EXERCISE DETAILS | Give back all the data exactly, line by line.

RECORDED INFORMATION |
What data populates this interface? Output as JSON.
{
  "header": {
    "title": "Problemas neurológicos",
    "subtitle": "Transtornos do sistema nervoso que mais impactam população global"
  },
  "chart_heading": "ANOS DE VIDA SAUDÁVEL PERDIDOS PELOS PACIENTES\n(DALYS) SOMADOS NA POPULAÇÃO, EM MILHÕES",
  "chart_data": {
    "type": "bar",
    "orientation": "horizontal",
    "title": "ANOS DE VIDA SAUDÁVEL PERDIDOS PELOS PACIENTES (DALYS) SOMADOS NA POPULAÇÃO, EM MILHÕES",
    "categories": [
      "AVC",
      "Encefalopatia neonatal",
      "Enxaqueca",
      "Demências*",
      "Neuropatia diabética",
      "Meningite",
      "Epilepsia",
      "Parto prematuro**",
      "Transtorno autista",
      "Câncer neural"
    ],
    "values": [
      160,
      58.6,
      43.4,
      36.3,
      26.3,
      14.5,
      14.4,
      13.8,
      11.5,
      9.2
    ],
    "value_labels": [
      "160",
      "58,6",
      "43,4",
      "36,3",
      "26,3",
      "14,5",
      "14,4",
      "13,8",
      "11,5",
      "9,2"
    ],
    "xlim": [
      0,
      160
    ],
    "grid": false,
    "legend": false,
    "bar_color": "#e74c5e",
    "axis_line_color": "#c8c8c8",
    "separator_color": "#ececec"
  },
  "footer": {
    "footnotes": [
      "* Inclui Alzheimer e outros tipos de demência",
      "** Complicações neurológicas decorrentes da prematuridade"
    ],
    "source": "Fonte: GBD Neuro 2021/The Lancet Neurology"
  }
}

EXERCISE OUTPUT |
What data populates this interface? Output as JSON.
{
  "header": {
    "title": "Problemas neurológicos",
    "subtitle": "Transtornos do sistema nervoso que mais impactam população global"
  },
  "chart_heading": "ANOS DE VIDA SAUDÁVEL PERDIDOS PELOS PACIENTES\n(DALYS) SOMADOS NA POPULAÇÃO, EM MILHÕES",
  "chart_data": {
    "type": "bar",
    "orientation": "horizontal",
    "title": "ANOS DE VIDA SAUDÁVEL PERDIDOS PELOS PACIENTES (DALYS) SOMADOS NA POPULAÇÃO, EM MILHÕES",
    "categories": [
      "AVC",
      "Encefalopatia neonatal",
      "Enxaqueca",
      "Demências*",
      "Neuropatia diabética",
      "Meningite",
      "Epilepsia",
      "Parto prematuro**",
      "Transtorno autista",
      "Câncer neural"
    ],
    "values": [
      160,
      58.6,
      43.4,
      36.3,
      26.3,
      14.5,
      14.4,
      13.8,
      11.5,
      9.2
    ],
    "value_labels": [
      "160",
      "58,6",
      "43,4",
      "36,3",
      "26,3",
      "14,5",
      "14,4",
      "13,8",
      "11,5",
      "9,2"
    ],
    "xlim": [
      0,
      160
    ],
    "grid": false,
    "legend": false,
    "bar_color": "#e74c5e",
    "axis_line_color": "#c8c8c8",
    "separator_color": "#ececec"
  },
  "footer": {
    "footnotes": [
      "* Inclui Alzheimer e outros tipos de demência",
      "** Complicações neurológicas decorrentes da prematuridade"
    ],
    "source": "Fonte: GBD Neuro 2021/The Lancet Neurology"
  }
}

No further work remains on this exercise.